Exercise set:
a. Please answer these about the S.E.E.D. abstract, one line each:
(i) What does the abbreviation S.E.E.D. stand for?
(ii) About how many pages does the complete ESD memorandum on S.E.E.D. run to?
(iii) According to the findings, what is needed to move toward a sustainable global societal system?
b. Name every section heading that appears under "Abstract" in the S.E.E.D. abstract.
c. Extend the S.E.E.D. abstract with a few sentences that pick up after its final line.
━━ Document
Herbert Rauch (European Association for the Promotion of Sustainable Development, ESD, Vienna, Austria)

Multicultural Education & Technology Journal

ISSN: 1750-497X

Article publication date: 7 June 2013

871

Abstract

Purpose

This paper aims to encourage discourse concerning asustainable societal system”, proposing S.E.E.D. (=Secure‐base Earth Equilibrium Development). S.E.E.D. outlines a possible transition to a viable future civilisation, a realistic eco‐social turnaround, a “taming” (i.e. a cultivation) of the market with regard to the changed context (“nature”, ecosystem). Thus, it can become a key point for “sustainable global citizenship”; and all educational efforts in this direction are demanded.

Design/methodology/approach

The design/methodology/approach is along the main components of the model of “Synoptics”, i.e. systemic social analyses using so‐called “objective hermeneutic methodology”. This outline is the short version of the complete text of an ESD memorandum on S.E.E.D. (Vienna, 2012), which comprises approx. 200 pages; thus it has had to be very condensed.

Findings

For moving towards a sustainable global societal system, a “transitional phase” is needed. One possible transition model is S.E.E.D. Further deliberation about our future social architecture as well as some immediate and critical steps are urgently needed and are to be encouraged; this text merely aims to be an incentive.
━━━━
━━ Given information
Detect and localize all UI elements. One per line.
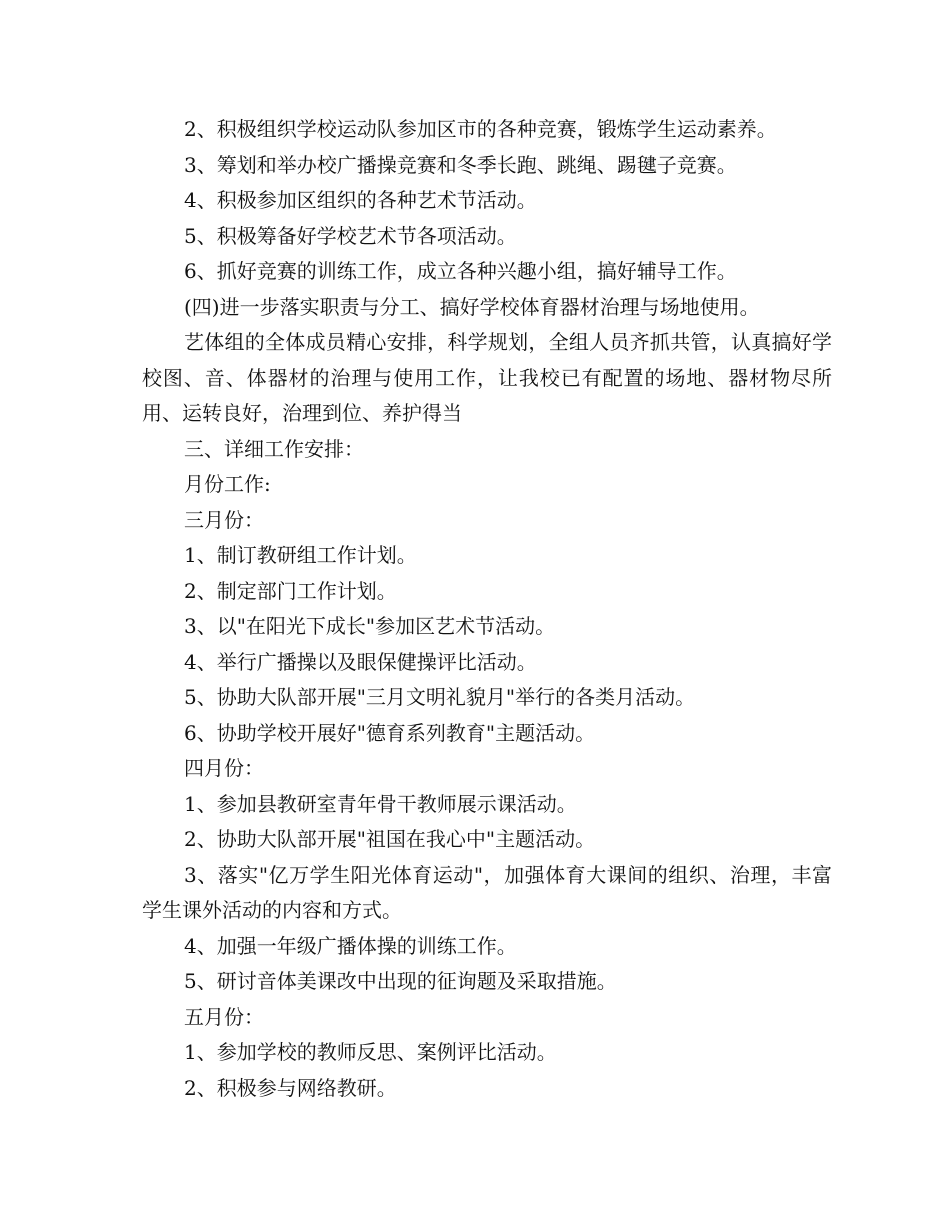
━━━━
Results for the exercise:
a.
(i) Secure-base Earth Equilibrium Development
(ii) Approximately 200 pages
(iii) A "transitional phase"

b.
Purpose
Design/methodology/approach
Findings

c.
Research limitations/implications

Hermeneutics can only deepen the understanding of social systems. It recognizes the difference in relation toscience” – based on the “reproducibility of situations” (replication) and therefore the possibility of a methodology by “replicable experiments”, which are not (yet) possible in the social realm.

Practical implications

This article aims to deepen the understanding of the “whole” of a social structure – as a system – and it outlines an alternative social architecture (S.E.E.D.) for the next (transitional) historic phase. The crucial factors for a “context‐appropriate change” are education (which has to become both more and more multicultural and have a global perspective at its core) and the media (where all its instruments – new and old – are very important).

Social implications

This social architecture (S.E.E.D.) aims towards intensifying the political discourse for a democratic political transition. It can be first envisaged for European states, respectively, within the EU (and finally worldwide). This outline might be useful for pedagogic purposes as well. If climate knows no boundaries, then why should modern teaching endeavours be limited to national boundaries?

Originality/value

This paper's originality/value lies in promoting the discourses with regard to concrete proposals for a sustainable social “architecture” with some utopian component parts still remaining today.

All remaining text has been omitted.